● **Work required**: Transcribe the listing in full, excluding any pictures.

● **Structured figure records**:
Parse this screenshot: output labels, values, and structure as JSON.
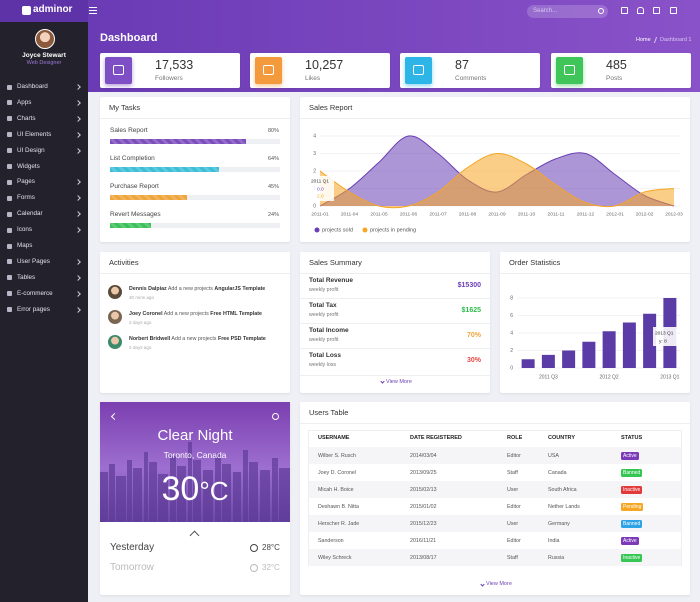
{
  "brand": "adminor",
  "search_placeholder": "Search...",
  "profile": {
    "name": "Joyce Stewart",
    "role": "Web Designer"
  },
  "menu": [
    {
      "label": "Dashboard",
      "submenu": true
    },
    {
      "label": "Apps",
      "submenu": true
    },
    {
      "label": "Charts",
      "submenu": true
    },
    {
      "label": "UI Elements",
      "submenu": true
    },
    {
      "label": "UI Design",
      "submenu": true
    },
    {
      "label": "Widgets",
      "submenu": false
    },
    {
      "label": "Pages",
      "submenu": true
    },
    {
      "label": "Forms",
      "submenu": true
    },
    {
      "label": "Calendar",
      "submenu": true
    },
    {
      "label": "Icons",
      "submenu": true
    },
    {
      "label": "Maps",
      "submenu": false
    },
    {
      "label": "User Pages",
      "submenu": true
    },
    {
      "label": "Tables",
      "submenu": true
    },
    {
      "label": "E-commerce",
      "submenu": true
    },
    {
      "label": "Error pages",
      "submenu": true
    }
  ],
  "page": {
    "title": "Dashboard",
    "breadcrumb": [
      "Home",
      "Dashboard 1"
    ]
  },
  "stats": [
    {
      "value": "17,533",
      "label": "Followers",
      "color": "#7e4fc4"
    },
    {
      "value": "10,257",
      "label": "Likes",
      "color": "#f39b3c"
    },
    {
      "value": "87",
      "label": "Comments",
      "color": "#2eb5e8"
    },
    {
      "value": "485",
      "label": "Posts",
      "color": "#3fc55a"
    }
  ],
  "tasks": {
    "title": "My Tasks",
    "items": [
      {
        "name": "Sales Report",
        "value": 80,
        "label": "80%",
        "color": "#7c4dbd"
      },
      {
        "name": "List Completion",
        "value": 64,
        "label": "64%",
        "color": "#3bbfd8"
      },
      {
        "name": "Purchase Report",
        "value": 45,
        "label": "45%",
        "color": "#f0a53a"
      },
      {
        "name": "Revert Messages",
        "value": 24,
        "label": "24%",
        "color": "#3cc15a"
      }
    ]
  },
  "chart_data": [
    {
      "type": "area",
      "title": "Sales Report",
      "categories": [
        "2011-01",
        "2011-04",
        "2011-05",
        "2011-06",
        "2011-07",
        "2011-08",
        "2011-09",
        "2011-10",
        "2011-11",
        "2011-12",
        "2012-01",
        "2012-02",
        "2012-03"
      ],
      "series": [
        {
          "name": "projects sold",
          "color": "#6a3fb5",
          "values": [
            0,
            1,
            2.5,
            4,
            3,
            1.5,
            0.8,
            1.8,
            2.7,
            3,
            1.8,
            0.6,
            0
          ]
        },
        {
          "name": "projects in pending",
          "color": "#f5a623",
          "values": [
            2,
            0.8,
            0,
            0,
            0.8,
            2.2,
            3,
            2.4,
            1.2,
            0.2,
            0,
            0.8,
            1
          ]
        }
      ],
      "ylim": [
        0,
        4
      ],
      "yticks": [
        0,
        1,
        2,
        3,
        4
      ],
      "grid": true,
      "tooltip": {
        "title": "2011 Q1",
        "lines": [
          "0.0",
          "2.0"
        ]
      }
    },
    {
      "type": "bar",
      "title": "Order Statistics",
      "categories": [
        null,
        "2011 Q3",
        null,
        null,
        "2012 Q2",
        null,
        null,
        "2013 Q1"
      ],
      "values": [
        1,
        1.5,
        2,
        3,
        4.2,
        5.2,
        6.2,
        8
      ],
      "color": "#5b3ba6",
      "ylim": [
        0,
        8
      ],
      "yticks": [
        0,
        2,
        4,
        6,
        8
      ],
      "grid": true,
      "tooltip": {
        "title": "2013 Q1",
        "text": "y: 8"
      }
    }
  ],
  "activities": {
    "title": "Activities",
    "items": [
      {
        "name": "Dennis Dalpiaz",
        "action": "Add a new projects",
        "item": "AngularJS Template",
        "time": "30 mins ago"
      },
      {
        "name": "Joey Coronel",
        "action": "Add a new projects",
        "item": "Free HTML Template",
        "time": "2 days ago"
      },
      {
        "name": "Norbert Bridwell",
        "action": "Add a new projects",
        "item": "Free PSD Template",
        "time": "2 days ago"
      }
    ]
  },
  "sales_summary": {
    "title": "Sales Summary",
    "rows": [
      {
        "label": "Total Revenue",
        "sub": "weekly profit",
        "value": "$15300",
        "color": "#6a3fb5"
      },
      {
        "label": "Total Tax",
        "sub": "weekly profit",
        "value": "$1625",
        "color": "#2dbb4c"
      },
      {
        "label": "Total Income",
        "sub": "weekly profit",
        "value": "70%",
        "color": "#f0a53a"
      },
      {
        "label": "Total Loss",
        "sub": "weekly loss",
        "value": "30%",
        "color": "#e84545"
      }
    ],
    "more": "View More"
  },
  "weather": {
    "condition": "Clear Night",
    "location": "Toronto, Canada",
    "temp": "30",
    "unit": "°C",
    "days": [
      {
        "day": "Yesterday",
        "temp": "28°C"
      },
      {
        "day": "Tomorrow",
        "temp": "32°C"
      }
    ]
  },
  "users": {
    "title": "Users Table",
    "columns": [
      "USERNAME",
      "DATE REGISTERED",
      "ROLE",
      "COUNTRY",
      "STATUS"
    ],
    "rows": [
      [
        "Wilber S. Rusch",
        "2014/03/04",
        "Editor",
        "USA",
        "Active"
      ],
      [
        "Joey D. Coronel",
        "2013/09/25",
        "Staff",
        "Canada",
        "Banned"
      ],
      [
        "Micah H. Boice",
        "2015/02/13",
        "User",
        "South Africa",
        "Inactive"
      ],
      [
        "Deshawn B. Nitta",
        "2015/01/02",
        "Editor",
        "Nether Lands",
        "Pending"
      ],
      [
        "Herscher R. Jade",
        "2015/12/23",
        "User",
        "Germany",
        "Banned"
      ],
      [
        "Sanderson",
        "2016/11/21",
        "Editor",
        "India",
        "Active"
      ],
      [
        "Wiley Schreck",
        "2013/08/17",
        "Staff",
        "Russia",
        "Inactive"
      ]
    ],
    "status_colors": [
      "#7c3ab9",
      "#35c653",
      "#e03a3a",
      "#f5a623",
      "#2ea3e6",
      "#7c3ab9",
      "#35c653"
    ],
    "more": "View More"
  }
}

● **Written reply**:
Parse this screenshot: output labels, values, and structure as JSON.
{
  "brand": "adminor",
  "search_placeholder": "Search...",
  "profile": {
    "name": "Joyce Stewart",
    "role": "Web Designer"
  },
  "menu": [
    {
      "label": "Dashboard",
      "submenu": true
    },
    {
      "label": "Apps",
      "submenu": true
    },
    {
      "label": "Charts",
      "submenu": true
    },
    {
      "label": "UI Elements",
      "submenu": true
    },
    {
      "label": "UI Design",
      "submenu": true
    },
    {
      "label": "Widgets",
      "submenu": false
    },
    {
      "label": "Pages",
      "submenu": true
    },
    {
      "label": "Forms",
      "submenu": true
    },
    {
      "label": "Calendar",
      "submenu": true
    },
    {
      "label": "Icons",
      "submenu": true
    },
    {
      "label": "Maps",
      "submenu": false
    },
    {
      "label": "User Pages",
      "submenu": true
    },
    {
      "label": "Tables",
      "submenu": true
    },
    {
      "label": "E-commerce",
      "submenu": true
    },
    {
      "label": "Error pages",
      "submenu": true
    }
  ],
  "page": {
    "title": "Dashboard",
    "breadcrumb": [
      "Home",
      "Dashboard 1"
    ]
  },
  "stats": [
    {
      "value": "17,533",
      "label": "Followers",
      "color": "#7e4fc4"
    },
    {
      "value": "10,257",
      "label": "Likes",
      "color": "#f39b3c"
    },
    {
      "value": "87",
      "label": "Comments",
      "color": "#2eb5e8"
    },
    {
      "value": "485",
      "label": "Posts",
      "color": "#3fc55a"
    }
  ],
  "tasks": {
    "title": "My Tasks",
    "items": [
      {
        "name": "Sales Report",
        "value": 80,
        "label": "80%",
        "color": "#7c4dbd"
      },
      {
        "name": "List Completion",
        "value": 64,
        "label": "64%",
        "color": "#3bbfd8"
      },
      {
        "name": "Purchase Report",
        "value": 45,
        "label": "45%",
        "color": "#f0a53a"
      },
      {
        "name": "Revert Messages",
        "value": 24,
        "label": "24%",
        "color": "#3cc15a"
      }
    ]
  },
  "chart_data": [
    {
      "type": "area",
      "title": "Sales Report",
      "categories": [
        "2011-01",
        "2011-04",
        "2011-05",
        "2011-06",
        "2011-07",
        "2011-08",
        "2011-09",
        "2011-10",
        "2011-11",
        "2011-12",
        "2012-01",
        "2012-02",
        "2012-03"
      ],
      "series": [
        {
          "name": "projects sold",
          "color": "#6a3fb5",
          "values": [
            0,
            1,
            2.5,
            4,
            3,
            1.5,
            0.8,
            1.8,
            2.7,
            3,
            1.8,
            0.6,
            0
          ]
        },
        {
          "name": "projects in pending",
          "color": "#f5a623",
          "values": [
            2,
            0.8,
            0,
            0,
            0.8,
            2.2,
            3,
            2.4,
            1.2,
            0.2,
            0,
            0.8,
            1
          ]
        }
      ],
      "ylim": [
        0,
        4
      ],
      "yticks": [
        0,
        1,
        2,
        3,
        4
      ],
      "grid": true,
      "tooltip": {
        "title": "2011 Q1",
        "lines": [
          "0.0",
          "2.0"
        ]
      }
    },
    {
      "type": "bar",
      "title": "Order Statistics",
      "categories": [
        null,
        "2011 Q3",
        null,
        null,
        "2012 Q2",
        null,
        null,
        "2013 Q1"
      ],
      "values": [
        1,
        1.5,
        2,
        3,
        4.2,
        5.2,
        6.2,
        8
      ],
      "color": "#5b3ba6",
      "ylim": [
        0,
        8
      ],
      "yticks": [
        0,
        2,
        4,
        6,
        8
      ],
      "grid": true,
      "tooltip": {
        "title": "2013 Q1",
        "text": "y: 8"
      }
    }
  ],
  "activities": {
    "title": "Activities",
    "items": [
      {
        "name": "Dennis Dalpiaz",
        "action": "Add a new projects",
        "item": "AngularJS Template",
        "time": "30 mins ago"
      },
      {
        "name": "Joey Coronel",
        "action": "Add a new projects",
        "item": "Free HTML Template",
        "time": "2 days ago"
      },
      {
        "name": "Norbert Bridwell",
        "action": "Add a new projects",
        "item": "Free PSD Template",
        "time": "2 days ago"
      }
    ]
  },
  "sales_summary": {
    "title": "Sales Summary",
    "rows": [
      {
        "label": "Total Revenue",
        "sub": "weekly profit",
        "value": "$15300",
        "color": "#6a3fb5"
      },
      {
        "label": "Total Tax",
        "sub": "weekly profit",
        "value": "$1625",
        "color": "#2dbb4c"
      },
      {
        "label": "Total Income",
        "sub": "weekly profit",
        "value": "70%",
        "color": "#f0a53a"
      },
      {
        "label": "Total Loss",
        "sub": "weekly loss",
        "value": "30%",
        "color": "#e84545"
      }
    ],
    "more": "View More"
  },
  "weather": {
    "condition": "Clear Night",
    "location": "Toronto, Canada",
    "temp": "30",
    "unit": "°C",
    "days": [
      {
        "day": "Yesterday",
        "temp": "28°C"
      },
      {
        "day": "Tomorrow",
        "temp": "32°C"
      }
    ]
  },
  "users": {
    "title": "Users Table",
    "columns": [
      "USERNAME",
      "DATE REGISTERED",
      "ROLE",
      "COUNTRY",
      "STATUS"
    ],
    "rows": [
      [
        "Wilber S. Rusch",
        "2014/03/04",
        "Editor",
        "USA",
        "Active"
      ],
      [
        "Joey D. Coronel",
        "2013/09/25",
        "Staff",
        "Canada",
        "Banned"
      ],
      [
        "Micah H. Boice",
        "2015/02/13",
        "User",
        "South Africa",
        "Inactive"
      ],
      [
        "Deshawn B. Nitta",
        "2015/01/02",
        "Editor",
        "Nether Lands",
        "Pending"
      ],
      [
        "Herscher R. Jade",
        "2015/12/23",
        "User",
        "Germany",
        "Banned"
      ],
      [
        "Sanderson",
        "2016/11/21",
        "Editor",
        "India",
        "Active"
      ],
      [
        "Wiley Schreck",
        "2013/08/17",
        "Staff",
        "Russia",
        "Inactive"
      ]
    ],
    "status_colors": [
      "#7c3ab9",
      "#35c653",
      "#e03a3a",
      "#f5a623",
      "#2ea3e6",
      "#7c3ab9",
      "#35c653"
    ],
    "more": "View More"
  }
}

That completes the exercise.